Directive - Pick out each line below containing "text".

[Dataset items]
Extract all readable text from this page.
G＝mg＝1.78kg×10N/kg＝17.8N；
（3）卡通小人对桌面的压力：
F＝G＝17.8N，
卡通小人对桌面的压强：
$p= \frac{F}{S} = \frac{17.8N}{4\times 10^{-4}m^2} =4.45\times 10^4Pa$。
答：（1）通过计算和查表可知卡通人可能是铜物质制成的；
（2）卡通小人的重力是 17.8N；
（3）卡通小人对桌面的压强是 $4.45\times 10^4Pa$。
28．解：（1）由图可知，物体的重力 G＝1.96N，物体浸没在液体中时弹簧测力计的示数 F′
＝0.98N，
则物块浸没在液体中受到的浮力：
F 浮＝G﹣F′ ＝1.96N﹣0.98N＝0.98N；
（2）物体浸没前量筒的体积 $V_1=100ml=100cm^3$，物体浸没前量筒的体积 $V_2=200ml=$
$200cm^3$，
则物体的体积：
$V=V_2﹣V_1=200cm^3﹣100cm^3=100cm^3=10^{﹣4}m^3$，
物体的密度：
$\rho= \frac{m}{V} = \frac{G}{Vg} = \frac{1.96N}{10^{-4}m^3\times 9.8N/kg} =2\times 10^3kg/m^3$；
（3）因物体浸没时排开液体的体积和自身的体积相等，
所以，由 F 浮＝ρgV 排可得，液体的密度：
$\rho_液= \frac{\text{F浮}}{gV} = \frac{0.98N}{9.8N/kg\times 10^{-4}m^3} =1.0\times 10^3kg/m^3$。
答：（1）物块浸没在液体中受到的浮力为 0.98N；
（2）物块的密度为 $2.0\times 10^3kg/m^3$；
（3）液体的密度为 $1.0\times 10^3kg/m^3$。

The completed task -
Extract all readable text from this page.
$\rho_液= \frac{\text{F浮}}{gV} = \frac{0.98N}{9.8N/kg\times 10^{-4}m^3} =1.0\times 10^3kg/m^3$。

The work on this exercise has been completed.